● Source records:
______

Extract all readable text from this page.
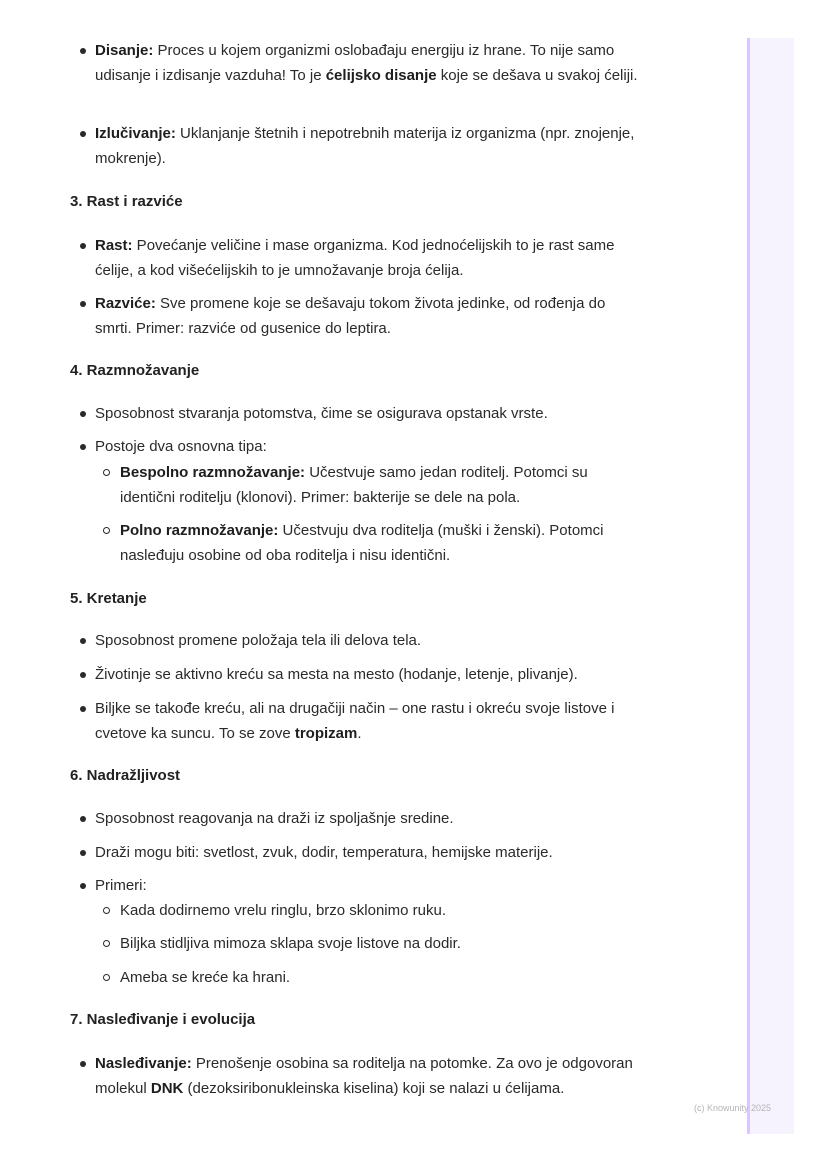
(c) Knowunity 2025
Disanje: Proces u kojem organizmi oslobađaju energiju iz hrane. To nije samo udisanje i izdisanje vazduha! To je ćelijsko disanje koje se dešava u svakoj ćeliji.
Izlučivanje: Uklanjanje štetnih i nepotrebnih materija iz organizma (npr. znojenje, mokrenje).
3. Rast i razviće
Rast: Povećanje veličine i mase organizma. Kod jednoćelijskih to je rast same ćelije, a kod višećelijskih to je umnožavanje broja ćelija.
Razviće: Sve promene koje se dešavaju tokom života jedinke, od rođenja do smrti. Primer: razviće od gusenice do leptira.
4. Razmnožavanje
Sposobnost stvaranja potomstva, čime se osigurava opstanak vrste.
Postoje dva osnovna tipa:
Bespolno razmnožavanje: Učestvuje samo jedan roditelj. Potomci su identični roditelju (klonovi). Primer: bakterije se dele na pola.
Polno razmnožavanje: Učestvuju dva roditelja (muški i ženski). Potomci nasleđuju osobine od oba roditelja i nisu identični.
5. Kretanje
Sposobnost promene položaja tela ili delova tela.
Životinje se aktivno kreću sa mesta na mesto (hodanje, letenje, plivanje).
Biljke se takođe kreću, ali na drugačiji način – one rastu i okreću svoje listove i cvetove ka suncu. To se zove tropizam.
6. Nadražljivost
Sposobnost reagovanja na draži iz spoljašnje sredine.
Draži mogu biti: svetlost, zvuk, dodir, temperatura, hemijske materije.
Primeri:
Kada dodirnemo vrelu ringlu, brzo sklonimo ruku.
Biljka stidljiva mimoza sklapa svoje listove na dodir.
Ameba se kreće ka hrani.
7. Nasleđivanje i evolucija
Nasleđivanje: Prenošenje osobina sa roditelja na potomke. Za ovo je odgovoran molekul DNK (dezoksiribonukleinska kiselina) koji se nalazi u ćelijama.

______

● Problem details:
Repeat the material above in full and exactly, omitting the pictures.

● Task answer:
Extract all readable text from this page.
(c) Knowunity 2025
Disanje: Proces u kojem organizmi oslobađaju energiju iz hrane. To nije samo udisanje i izdisanje vazduha! To je ćelijsko disanje koje se dešava u svakoj ćeliji.
Izlučivanje: Uklanjanje štetnih i nepotrebnih materija iz organizma (npr. znojenje, mokrenje).
3. Rast i razviće
Rast: Povećanje veličine i mase organizma. Kod jednoćelijskih to je rast same ćelije, a kod višećelijskih to je umnožavanje broja ćelija.
Razviće: Sve promene koje se dešavaju tokom života jedinke, od rođenja do smrti. Primer: razviće od gusenice do leptira.
4. Razmnožavanje
Sposobnost stvaranja potomstva, čime se osigurava opstanak vrste.
Postoje dva osnovna tipa:
Bespolno razmnožavanje: Učestvuje samo jedan roditelj. Potomci su identični roditelju (klonovi). Primer: bakterije se dele na pola.
Polno razmnožavanje: Učestvuju dva roditelja (muški i ženski). Potomci nasleđuju osobine od oba roditelja i nisu identični.
5. Kretanje
Sposobnost promene položaja tela ili delova tela.
Životinje se aktivno kreću sa mesta na mesto (hodanje, letenje, plivanje).
Biljke se takođe kreću, ali na drugačiji način – one rastu i okreću svoje listove i cvetove ka suncu. To se zove tropizam.
6. Nadražljivost
Sposobnost reagovanja na draži iz spoljašnje sredine.
Draži mogu biti: svetlost, zvuk, dodir, temperatura, hemijske materije.
Primeri:
Kada dodirnemo vrelu ringlu, brzo sklonimo ruku.
Biljka stidljiva mimoza sklapa svoje listove na dodir.
Ameba se kreće ka hrani.
7. Nasleđivanje i evolucija
Nasleđivanje: Prenošenje osobina sa roditelja na potomke. Za ovo je odgovoran molekul DNK (dezoksiribonukleinska kiselina) koji se nalazi u ćelijama.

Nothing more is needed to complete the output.